-- SUPPLIED TEXT --

_____

The writing?s on the wall
Dravid, almost self-effacing intellectual of a few years ago, has given way to a more mature avatara, writes Kadambari Murali.
Rahul Dravid pauses a moment, listens intently to what Kaif is saying, nods every now and then, picks up the bat and demonstrates something. Kaif in turn, nods sagely and goes back to nets. Dravid strolls away towards the small crowd gathered at the open practice ground in Barbados.

A few minutes later, Sourav Ganguly strides by. He stands a bit, watching intently as Kaif, suddenly slightly nervous, tries repeatedly to whack the ball over the ropes. "Arre, haath kyu rokh rahe ho?" he yells. "%#&*%#&* uthake maaro na pura zor lagake!" Kaif grins nervously, almost visibly grits his teeth and hits the next ball as hard as he can, straight off the middle of the bat. Ganguly applauds enthusiastically and walks away.
Lord of all he surveyed
That time, some three-odd years ago, seems like a different era. A world away from this one. Sourav Ganguly's star was in the ascendant. That was the time he was calling the shots and aggressively so. After an indifferent Test series (where he still had a couple of rebellious knocks in Bridgetown where all else failed, and tried to save the match in Sabina Park with an exuberant Zaheer Khan till the latter lost his cool last ball before tea), he had come into his own during the rain-marred one-dayers.

_____

-- SUPPLIED DATA --
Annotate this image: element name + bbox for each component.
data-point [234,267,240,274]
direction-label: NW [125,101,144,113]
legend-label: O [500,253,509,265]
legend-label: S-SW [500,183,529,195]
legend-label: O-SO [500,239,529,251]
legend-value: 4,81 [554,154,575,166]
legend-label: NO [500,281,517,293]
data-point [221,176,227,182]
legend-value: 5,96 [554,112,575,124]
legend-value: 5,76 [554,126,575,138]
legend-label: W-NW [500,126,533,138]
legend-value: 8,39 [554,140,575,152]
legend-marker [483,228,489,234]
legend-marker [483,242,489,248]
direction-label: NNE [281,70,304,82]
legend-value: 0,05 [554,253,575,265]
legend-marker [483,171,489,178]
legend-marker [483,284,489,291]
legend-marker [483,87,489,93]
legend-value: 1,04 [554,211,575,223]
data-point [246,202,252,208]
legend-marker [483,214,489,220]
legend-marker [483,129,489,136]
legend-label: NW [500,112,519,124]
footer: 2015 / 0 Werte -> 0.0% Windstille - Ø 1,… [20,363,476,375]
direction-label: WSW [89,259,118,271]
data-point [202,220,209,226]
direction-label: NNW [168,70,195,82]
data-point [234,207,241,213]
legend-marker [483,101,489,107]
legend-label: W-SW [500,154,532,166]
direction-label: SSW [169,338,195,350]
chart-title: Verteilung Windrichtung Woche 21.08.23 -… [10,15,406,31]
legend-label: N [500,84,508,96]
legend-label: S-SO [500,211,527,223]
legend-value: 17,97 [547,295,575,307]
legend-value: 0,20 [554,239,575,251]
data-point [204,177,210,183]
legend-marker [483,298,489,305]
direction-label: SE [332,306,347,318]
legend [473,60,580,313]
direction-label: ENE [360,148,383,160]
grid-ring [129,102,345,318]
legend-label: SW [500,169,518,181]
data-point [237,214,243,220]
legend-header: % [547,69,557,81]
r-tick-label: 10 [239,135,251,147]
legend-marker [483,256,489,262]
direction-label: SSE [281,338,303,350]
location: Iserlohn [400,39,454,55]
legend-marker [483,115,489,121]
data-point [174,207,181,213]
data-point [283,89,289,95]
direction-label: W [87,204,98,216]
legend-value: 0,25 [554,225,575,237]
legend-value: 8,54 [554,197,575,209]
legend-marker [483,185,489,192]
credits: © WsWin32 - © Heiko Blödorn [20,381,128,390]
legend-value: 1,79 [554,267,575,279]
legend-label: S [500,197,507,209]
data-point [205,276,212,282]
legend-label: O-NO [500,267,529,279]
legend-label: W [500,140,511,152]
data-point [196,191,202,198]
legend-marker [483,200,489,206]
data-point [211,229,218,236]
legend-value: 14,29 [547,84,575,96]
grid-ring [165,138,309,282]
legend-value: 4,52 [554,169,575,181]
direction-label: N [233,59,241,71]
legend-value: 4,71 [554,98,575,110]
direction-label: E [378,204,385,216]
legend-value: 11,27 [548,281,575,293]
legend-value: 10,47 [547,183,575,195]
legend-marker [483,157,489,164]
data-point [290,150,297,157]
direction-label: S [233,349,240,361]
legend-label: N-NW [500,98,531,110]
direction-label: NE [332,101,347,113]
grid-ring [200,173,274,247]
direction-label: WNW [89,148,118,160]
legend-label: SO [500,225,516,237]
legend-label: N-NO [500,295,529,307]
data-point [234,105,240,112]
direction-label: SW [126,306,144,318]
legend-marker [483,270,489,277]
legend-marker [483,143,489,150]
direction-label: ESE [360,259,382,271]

_____

-- EXERCISE REQUIREMENTS --
A) List every place name that appears in the cricket article.
B) According to the cricket article, who wrote it?
C) Reproduce the cricket article's wording, starting at the words "A few minutes" and stopping after "and walks away.".
The data are not needed for any of these tasks.

-- RESULTS BY TASK --
A) Barbados, Bridgetown, Sabina Park

B) Kadambari Murali.

C)
A few minutes later, Sourav Ganguly strides by. He stands a bit, watching intently as Kaif, suddenly slightly nervous, tries repeatedly to whack the ball over the ropes. "Arre, haath kyu rokh rahe ho?" he yells. "%#&*%#&* uthake maaro na pura zor lagake!" Kaif grins nervously, almost visibly grits his teeth and hits the next ball as hard as he can, straight off the middle of the bat. Ganguly applauds enthusiastically and walks away.